Brief ->
Gather all lines in the entries that include the word "Кигома".

Dataset rows ->
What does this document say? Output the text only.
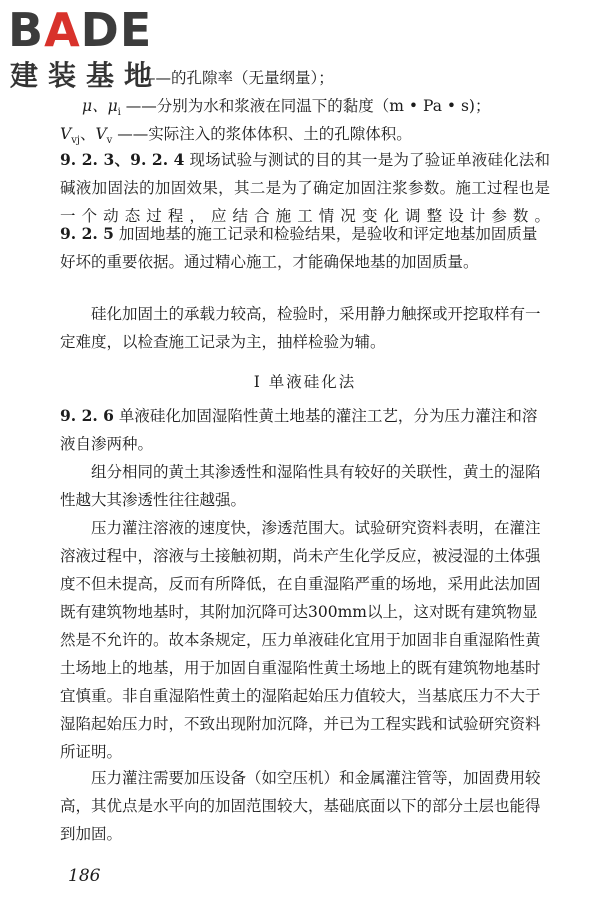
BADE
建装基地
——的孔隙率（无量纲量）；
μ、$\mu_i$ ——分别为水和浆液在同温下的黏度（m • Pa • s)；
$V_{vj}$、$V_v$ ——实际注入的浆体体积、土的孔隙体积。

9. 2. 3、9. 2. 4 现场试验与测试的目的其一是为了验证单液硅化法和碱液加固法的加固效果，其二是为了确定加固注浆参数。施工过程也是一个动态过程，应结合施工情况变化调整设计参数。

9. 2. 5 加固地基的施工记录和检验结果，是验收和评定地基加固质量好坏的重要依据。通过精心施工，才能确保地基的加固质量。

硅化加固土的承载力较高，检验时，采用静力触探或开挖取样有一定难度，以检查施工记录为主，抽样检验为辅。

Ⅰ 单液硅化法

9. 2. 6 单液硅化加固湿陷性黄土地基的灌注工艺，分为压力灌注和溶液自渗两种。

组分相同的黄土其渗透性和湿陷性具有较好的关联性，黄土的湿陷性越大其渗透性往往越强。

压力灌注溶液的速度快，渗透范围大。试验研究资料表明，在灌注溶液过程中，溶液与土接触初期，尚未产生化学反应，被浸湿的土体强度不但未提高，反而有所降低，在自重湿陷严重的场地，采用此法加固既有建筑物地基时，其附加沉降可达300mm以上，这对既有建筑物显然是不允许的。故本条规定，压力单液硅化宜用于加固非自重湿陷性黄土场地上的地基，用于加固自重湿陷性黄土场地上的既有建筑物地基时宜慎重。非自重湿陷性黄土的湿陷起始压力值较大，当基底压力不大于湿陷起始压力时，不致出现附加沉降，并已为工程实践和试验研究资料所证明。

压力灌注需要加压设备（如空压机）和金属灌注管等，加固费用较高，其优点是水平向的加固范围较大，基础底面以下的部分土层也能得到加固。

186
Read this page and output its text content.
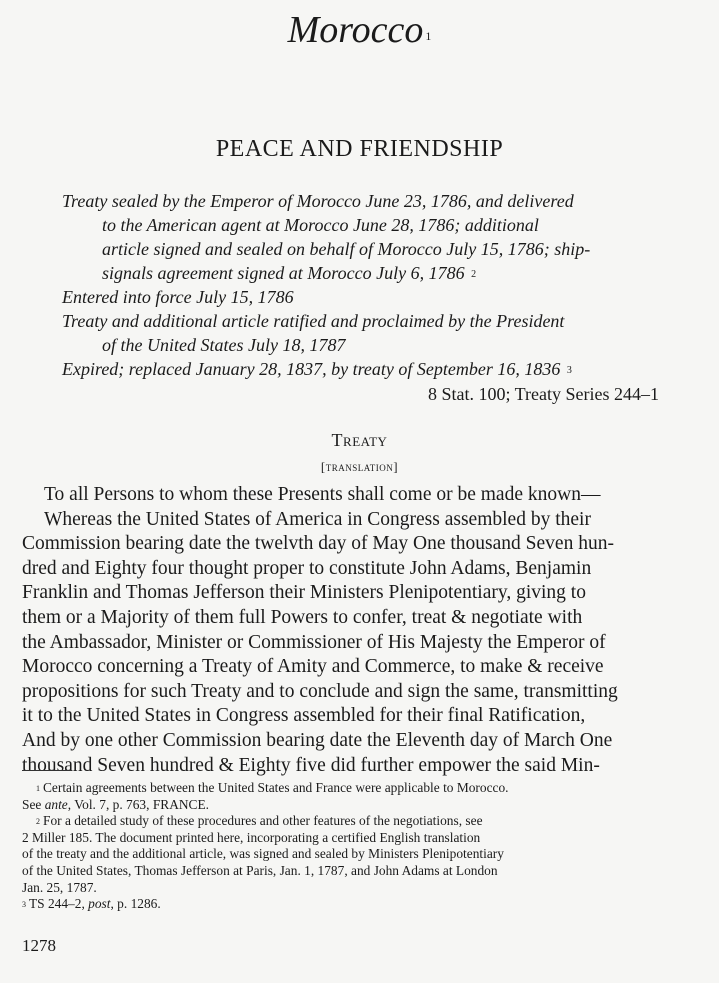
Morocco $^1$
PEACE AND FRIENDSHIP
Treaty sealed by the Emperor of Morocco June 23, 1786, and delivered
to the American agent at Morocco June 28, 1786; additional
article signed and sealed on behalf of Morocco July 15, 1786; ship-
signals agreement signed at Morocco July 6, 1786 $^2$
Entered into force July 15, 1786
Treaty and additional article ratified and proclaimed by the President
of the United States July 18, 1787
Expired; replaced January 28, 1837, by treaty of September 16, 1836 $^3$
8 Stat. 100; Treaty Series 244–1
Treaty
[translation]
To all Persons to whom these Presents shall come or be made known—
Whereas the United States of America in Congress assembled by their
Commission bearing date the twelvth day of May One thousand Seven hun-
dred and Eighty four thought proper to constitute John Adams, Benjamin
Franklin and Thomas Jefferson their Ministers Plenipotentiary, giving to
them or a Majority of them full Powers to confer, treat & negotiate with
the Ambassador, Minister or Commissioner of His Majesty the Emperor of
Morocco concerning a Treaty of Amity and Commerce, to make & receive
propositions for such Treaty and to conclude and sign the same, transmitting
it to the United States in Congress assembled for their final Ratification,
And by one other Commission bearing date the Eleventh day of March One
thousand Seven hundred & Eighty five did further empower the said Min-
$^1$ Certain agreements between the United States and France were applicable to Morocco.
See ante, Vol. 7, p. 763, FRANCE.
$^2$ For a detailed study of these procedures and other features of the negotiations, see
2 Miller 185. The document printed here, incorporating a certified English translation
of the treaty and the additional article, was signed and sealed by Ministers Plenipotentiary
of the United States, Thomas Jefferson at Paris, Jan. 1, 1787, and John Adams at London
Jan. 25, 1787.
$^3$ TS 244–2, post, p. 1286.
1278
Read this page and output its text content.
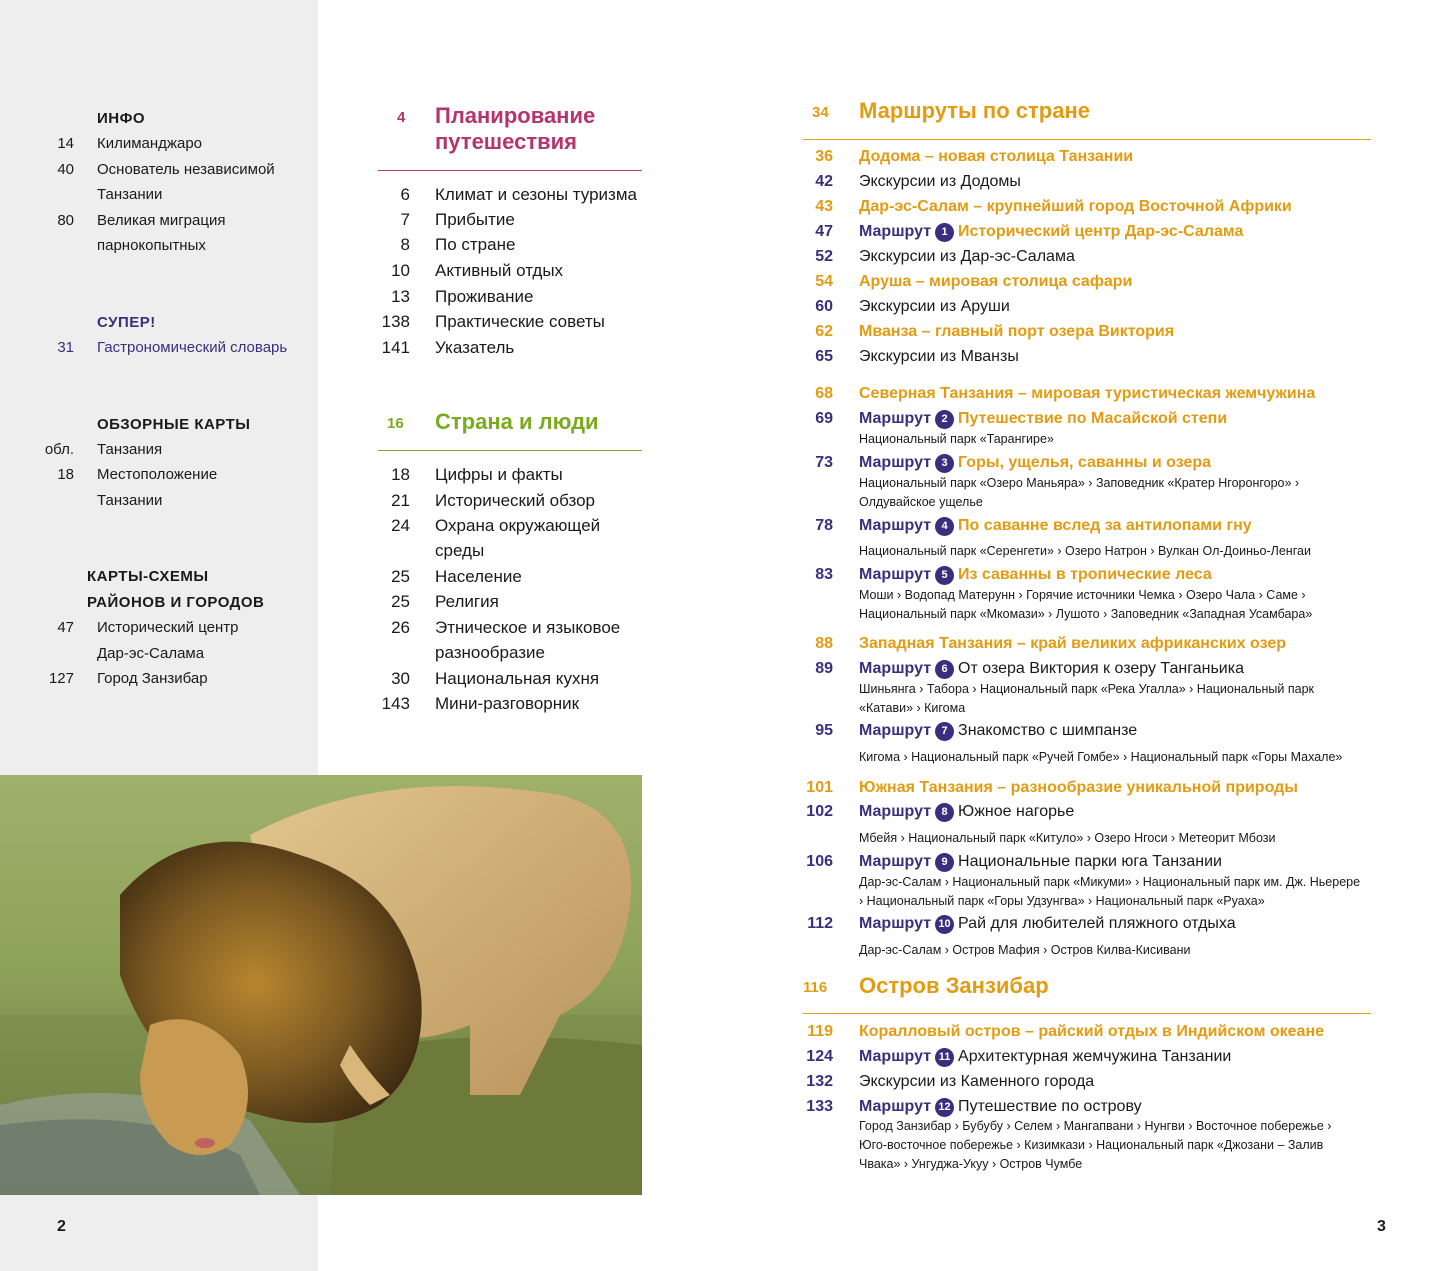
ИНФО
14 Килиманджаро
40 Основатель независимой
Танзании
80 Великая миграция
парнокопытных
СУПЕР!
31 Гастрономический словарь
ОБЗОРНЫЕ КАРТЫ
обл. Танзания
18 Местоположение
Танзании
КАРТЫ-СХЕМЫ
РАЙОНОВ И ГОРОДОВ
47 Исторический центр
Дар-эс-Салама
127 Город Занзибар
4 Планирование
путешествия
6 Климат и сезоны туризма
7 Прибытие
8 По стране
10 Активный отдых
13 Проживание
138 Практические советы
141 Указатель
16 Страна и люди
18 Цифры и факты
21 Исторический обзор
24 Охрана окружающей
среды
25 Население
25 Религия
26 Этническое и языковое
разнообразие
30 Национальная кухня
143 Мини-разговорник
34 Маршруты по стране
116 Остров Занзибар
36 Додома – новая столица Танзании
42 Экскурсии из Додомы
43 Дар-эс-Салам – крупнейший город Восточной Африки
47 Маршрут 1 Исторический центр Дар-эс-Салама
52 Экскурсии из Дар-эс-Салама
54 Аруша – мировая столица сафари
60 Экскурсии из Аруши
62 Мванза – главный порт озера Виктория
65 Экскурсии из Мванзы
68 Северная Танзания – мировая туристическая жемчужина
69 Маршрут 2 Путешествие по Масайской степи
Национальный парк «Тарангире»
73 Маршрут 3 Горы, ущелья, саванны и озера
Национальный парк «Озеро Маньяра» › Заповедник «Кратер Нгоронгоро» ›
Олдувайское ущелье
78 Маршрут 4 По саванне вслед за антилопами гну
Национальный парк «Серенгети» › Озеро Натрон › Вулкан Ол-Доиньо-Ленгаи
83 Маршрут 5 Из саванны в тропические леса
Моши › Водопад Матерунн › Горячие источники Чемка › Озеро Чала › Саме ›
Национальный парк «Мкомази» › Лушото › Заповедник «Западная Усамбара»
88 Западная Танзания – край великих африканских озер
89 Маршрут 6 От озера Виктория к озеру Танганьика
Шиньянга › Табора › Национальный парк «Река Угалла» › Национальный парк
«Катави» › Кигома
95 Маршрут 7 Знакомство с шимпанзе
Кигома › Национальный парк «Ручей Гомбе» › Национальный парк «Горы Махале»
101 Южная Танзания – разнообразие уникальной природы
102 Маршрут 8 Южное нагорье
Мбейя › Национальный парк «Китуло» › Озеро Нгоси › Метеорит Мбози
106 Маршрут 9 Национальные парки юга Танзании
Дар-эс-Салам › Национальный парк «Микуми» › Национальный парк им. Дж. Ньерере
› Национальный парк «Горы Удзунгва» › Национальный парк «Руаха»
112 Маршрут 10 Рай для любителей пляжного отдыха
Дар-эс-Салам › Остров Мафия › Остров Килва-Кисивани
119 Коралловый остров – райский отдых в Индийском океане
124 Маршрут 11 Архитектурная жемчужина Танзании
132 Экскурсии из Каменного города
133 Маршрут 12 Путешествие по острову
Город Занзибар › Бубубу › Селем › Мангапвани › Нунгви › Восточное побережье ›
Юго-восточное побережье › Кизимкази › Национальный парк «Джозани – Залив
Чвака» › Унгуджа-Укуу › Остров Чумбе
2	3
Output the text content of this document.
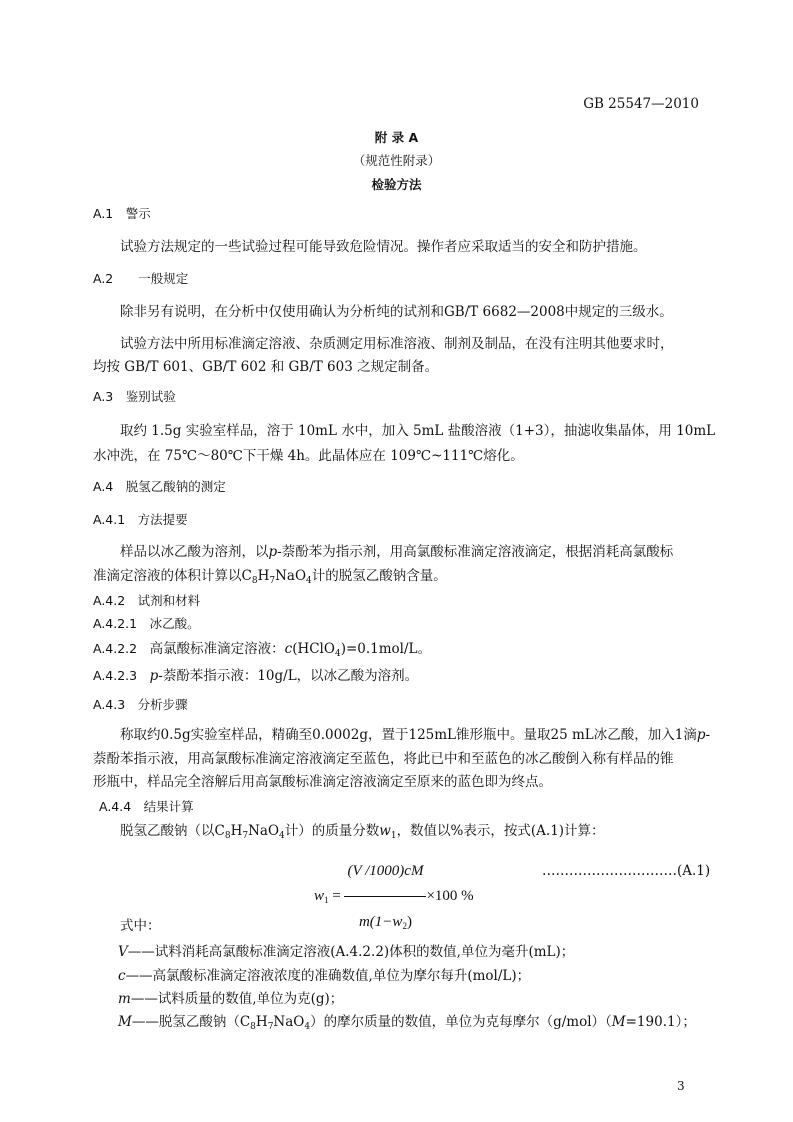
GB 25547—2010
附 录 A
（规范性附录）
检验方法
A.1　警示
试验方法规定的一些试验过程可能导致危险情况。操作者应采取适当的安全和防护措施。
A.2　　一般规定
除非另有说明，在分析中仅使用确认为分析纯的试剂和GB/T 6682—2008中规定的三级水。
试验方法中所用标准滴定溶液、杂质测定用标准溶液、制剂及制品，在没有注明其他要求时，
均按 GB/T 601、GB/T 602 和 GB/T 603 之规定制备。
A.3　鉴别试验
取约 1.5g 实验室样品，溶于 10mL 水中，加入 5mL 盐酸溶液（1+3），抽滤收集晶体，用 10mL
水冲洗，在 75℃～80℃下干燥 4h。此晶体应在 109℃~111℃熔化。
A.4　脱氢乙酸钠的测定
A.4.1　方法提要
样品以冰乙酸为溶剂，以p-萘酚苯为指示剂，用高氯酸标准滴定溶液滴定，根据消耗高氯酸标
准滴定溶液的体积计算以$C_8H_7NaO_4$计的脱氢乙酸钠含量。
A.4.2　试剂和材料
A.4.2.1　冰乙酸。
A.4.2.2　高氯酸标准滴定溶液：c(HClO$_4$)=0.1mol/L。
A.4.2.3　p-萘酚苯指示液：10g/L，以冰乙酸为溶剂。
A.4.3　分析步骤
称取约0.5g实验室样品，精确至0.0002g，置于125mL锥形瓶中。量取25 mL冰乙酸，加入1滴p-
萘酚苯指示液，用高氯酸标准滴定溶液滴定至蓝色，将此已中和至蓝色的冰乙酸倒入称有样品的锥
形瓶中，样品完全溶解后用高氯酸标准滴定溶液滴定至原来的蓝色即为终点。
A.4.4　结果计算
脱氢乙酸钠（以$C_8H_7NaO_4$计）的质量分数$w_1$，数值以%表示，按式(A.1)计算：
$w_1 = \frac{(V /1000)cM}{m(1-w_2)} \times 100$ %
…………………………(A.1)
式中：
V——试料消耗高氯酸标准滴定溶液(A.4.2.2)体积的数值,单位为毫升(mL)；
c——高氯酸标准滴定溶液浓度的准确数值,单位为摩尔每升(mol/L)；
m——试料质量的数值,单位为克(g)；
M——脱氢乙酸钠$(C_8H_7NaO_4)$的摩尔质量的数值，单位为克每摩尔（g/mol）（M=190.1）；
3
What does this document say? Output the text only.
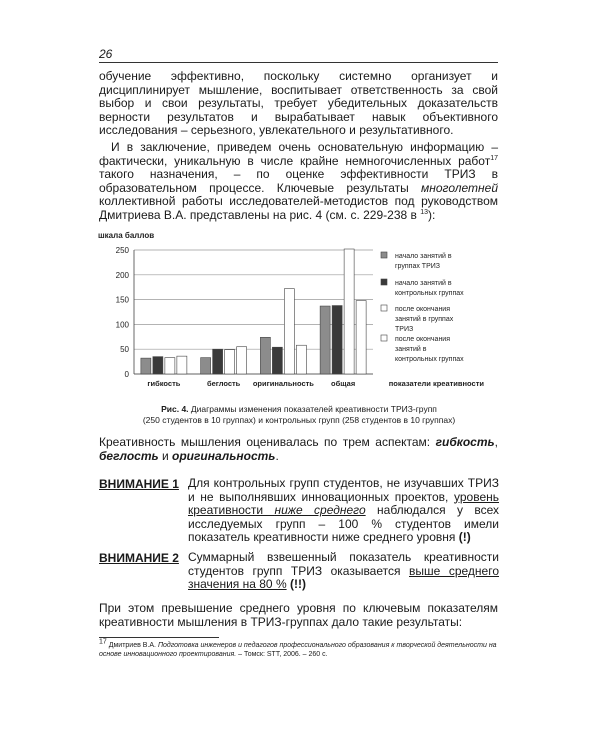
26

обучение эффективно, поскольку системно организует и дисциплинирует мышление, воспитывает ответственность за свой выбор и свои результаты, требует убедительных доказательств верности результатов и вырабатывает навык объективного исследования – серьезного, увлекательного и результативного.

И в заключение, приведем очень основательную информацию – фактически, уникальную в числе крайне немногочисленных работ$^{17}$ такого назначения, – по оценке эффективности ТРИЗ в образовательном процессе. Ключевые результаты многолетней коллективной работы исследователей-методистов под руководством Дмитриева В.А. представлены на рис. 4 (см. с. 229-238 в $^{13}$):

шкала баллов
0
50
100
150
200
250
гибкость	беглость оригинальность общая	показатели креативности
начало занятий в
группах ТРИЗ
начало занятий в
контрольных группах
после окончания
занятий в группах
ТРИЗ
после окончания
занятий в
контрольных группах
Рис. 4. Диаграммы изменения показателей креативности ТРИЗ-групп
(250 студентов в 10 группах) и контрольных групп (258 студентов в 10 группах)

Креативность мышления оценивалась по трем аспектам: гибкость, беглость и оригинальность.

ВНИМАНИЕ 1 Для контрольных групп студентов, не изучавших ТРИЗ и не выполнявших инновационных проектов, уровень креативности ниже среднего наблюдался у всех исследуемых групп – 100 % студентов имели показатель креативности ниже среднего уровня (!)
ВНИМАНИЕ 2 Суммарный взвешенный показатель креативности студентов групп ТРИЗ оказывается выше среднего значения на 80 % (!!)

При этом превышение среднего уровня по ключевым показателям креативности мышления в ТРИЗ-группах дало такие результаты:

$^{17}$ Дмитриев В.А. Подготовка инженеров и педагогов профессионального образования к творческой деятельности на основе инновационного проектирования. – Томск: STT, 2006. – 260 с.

Output below ->
«Катави» › Кигома
Кигома › Национальный парк «Ручей Гомбе» › Национальный парк «Горы Махале»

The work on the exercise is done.